=== Reading passage ===
start
#
#
Spacy Version 3.0.6 

**NER Notebook**

Created by: Tan Poh Keam, Republic Polytechnic

Acknowledgement: n/a

This note demonstrates how token patterns can be used in the Entity Ruler.
The tested environment is based on Pyton 3.8 and Spacy 3.


In [1]:
import spacy
print(spacy.__version__)
from spacy import displacy

3.0.6


**Preparing**

Let us load in the standard English module.
The pipeline components will include the statisical NER model

In [2]:
nlp = spacy.load("en_core_web_sm")
print("Standard Pipeline Components: \n", nlp.pipe_names)

Standard Pipeline Components: 
 ['tok2vec', 'tagger', 'parser', 'ner', 'attribute_ruler', 'lemmatizer']


In [4]:
my_text = "Cloud computing is the delivery of computing services—including servers, \
storage, databases, networking, software, analytics, and intelligence—over the Internet  \
to offer faster innovation, flexible resources, and economies of scale. You typically pay only for \
cloud services you use, helping you lower your operating costs, run your infrastructure more efficiently, \
and scale as your business needs change. The current market leaders are Microsoft, Amazon and Google. \
The Google Docs is an example of an application services that is offered on the cloud."

doc=nlp(my_text)
for ent in doc.ents:
    print(ent.label_ , ent.text) 

    # There should only be ORG entities identified

ORG Microsoft
ORG Amazon
ORG Google


We want the model to be able to identify any token (tokens) that have the words cloud, cloud services, or cloud computing. Let's try to define some token patterns.
end
=== Excerpted data ===
start
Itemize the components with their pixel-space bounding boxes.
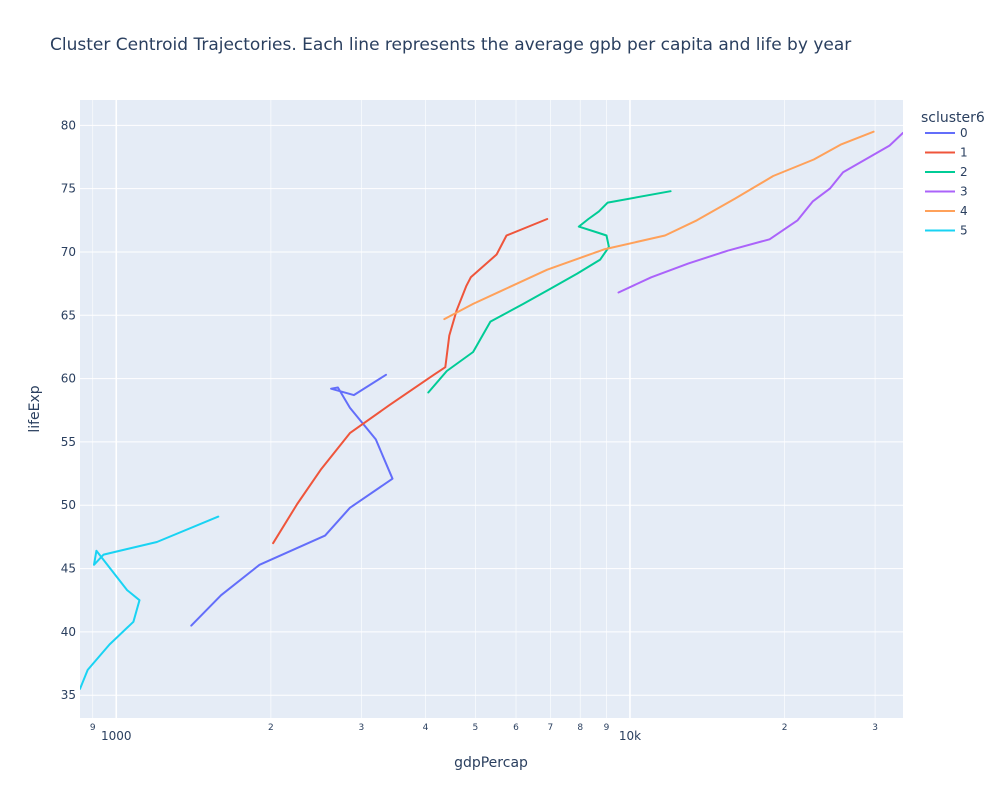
legend-item-2[interactable]: 2 bbox=[925, 165, 968, 179]
y-tick-label: 50 bbox=[61, 498, 76, 512]
y-tick-label: 45 bbox=[61, 562, 76, 576]
x-axis-title: gdpPercap bbox=[454, 755, 528, 771]
x-minor-tick-label: 7 bbox=[548, 723, 554, 733]
legend-label: 4 bbox=[960, 204, 968, 218]
legend-title: scluster6 bbox=[921, 110, 985, 126]
series-layer bbox=[80, 130, 903, 690]
x-major-tick-label: 1000 bbox=[101, 729, 132, 743]
plot-area bbox=[80, 100, 903, 718]
legend-label: 0 bbox=[960, 126, 968, 140]
y-tick-label: 35 bbox=[61, 688, 76, 702]
series-2-line bbox=[427, 190, 672, 394]
x-minor-tick-label: 3 bbox=[358, 723, 364, 733]
chart-title: Cluster Centroid Trajectories. Each line… bbox=[50, 35, 851, 55]
legend-item-1[interactable]: 1 bbox=[925, 146, 968, 160]
series-0-line bbox=[190, 373, 394, 627]
legend: scluster6 0 1 2 3 4 5 bbox=[921, 110, 985, 238]
legend-item-0[interactable]: 0 bbox=[925, 126, 968, 140]
x-major-tick-label: 10k bbox=[619, 729, 641, 743]
x-minor-tick-label: 9 bbox=[90, 723, 96, 733]
y-tick-label: 55 bbox=[61, 435, 76, 449]
gridlines bbox=[80, 100, 903, 718]
legend-item-3[interactable]: 3 bbox=[925, 185, 968, 199]
x-axis-ticks: 9 2 3 4 5 6 7 8 9 2 3 1000 10k bbox=[90, 723, 878, 743]
legend-label: 2 bbox=[960, 165, 968, 179]
x-minor-tick-label: 5 bbox=[472, 723, 478, 733]
legend-label: 1 bbox=[960, 146, 968, 160]
x-minor-tick-label: 9 bbox=[604, 723, 610, 733]
series-4-line bbox=[443, 130, 875, 321]
y-tick-label: 75 bbox=[61, 182, 76, 196]
legend-label: 5 bbox=[960, 224, 968, 238]
x-minor-tick-label: 2 bbox=[782, 723, 788, 733]
series-3-line bbox=[617, 131, 903, 294]
series-1-line bbox=[272, 218, 549, 545]
y-tick-label: 65 bbox=[61, 308, 76, 322]
x-minor-tick-label: 8 bbox=[577, 723, 583, 733]
x-minor-tick-label: 2 bbox=[268, 723, 274, 733]
y-axis-ticks: 35 40 45 50 55 60 65 70 75 80 bbox=[61, 118, 76, 702]
legend-item-5[interactable]: 5 bbox=[925, 224, 968, 238]
y-axis-title: lifeExp bbox=[27, 385, 43, 432]
legend-item-4[interactable]: 4 bbox=[925, 204, 968, 218]
x-minor-tick-label: 4 bbox=[423, 723, 429, 733]
x-minor-tick-label: 6 bbox=[513, 723, 519, 733]
legend-label: 3 bbox=[960, 185, 968, 199]
y-tick-label: 70 bbox=[61, 245, 76, 259]
y-tick-label: 80 bbox=[61, 118, 76, 132]
y-tick-label: 40 bbox=[61, 625, 76, 639]
y-tick-label: 60 bbox=[61, 372, 76, 386]
x-minor-tick-label: 3 bbox=[872, 723, 878, 733]
series-5-line bbox=[80, 515, 220, 690]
end
=== Parts of the exercise ===
(1) In the spaCy entity ruler notebook, why does the author move on to defining token patterns after running the standard English model? Answer in one to three sentences.
(2) Pick up the spaCy entity ruler notebook right after its last sentence and carry it on.

=== Solved problems ===
(1) The standard model found only ORG entities (Microsoft, Amazon and Google). The author wants it to also identify any tokens with the words cloud, cloud services, or cloud computing, so token patterns are defined for that.

(2)
In [5]:
patterns = [
{"label": "IT PROD", "pattern": [ {"LOWER": "cloud" }  ]},
{"label": "IT PROD", "pattern": [ {"LOWER": "cloud" } , {"LOWER": "services" } ]}]

Add Ruler to the pipeline and add the pattern

In [6]:
ruler = nlp.add_pipe("entity_ruler" , config={"overwrite_ents": True})

In [7]:
ruler.add_patterns(patterns)

In [8]:
doc=nlp(my_text)
for ent in doc.ents:
    print(ent.label_ , ent.text)

IT PROD Cloud
IT PROD cloud services
ORG Microsoft
ORG Amazon
ORG Google
IT PROD cloud


We can visualise the NER using the dispacy utility.

In [9]:
# The display.render is a utility to help us visualise the NER better.
displacy.render(doc, style="ent")

**Exercise**

The example above is incomplete. The first two tokens (Cloud computing) should be treated as one entity.
Adjust the given pattern so that it is more accurate.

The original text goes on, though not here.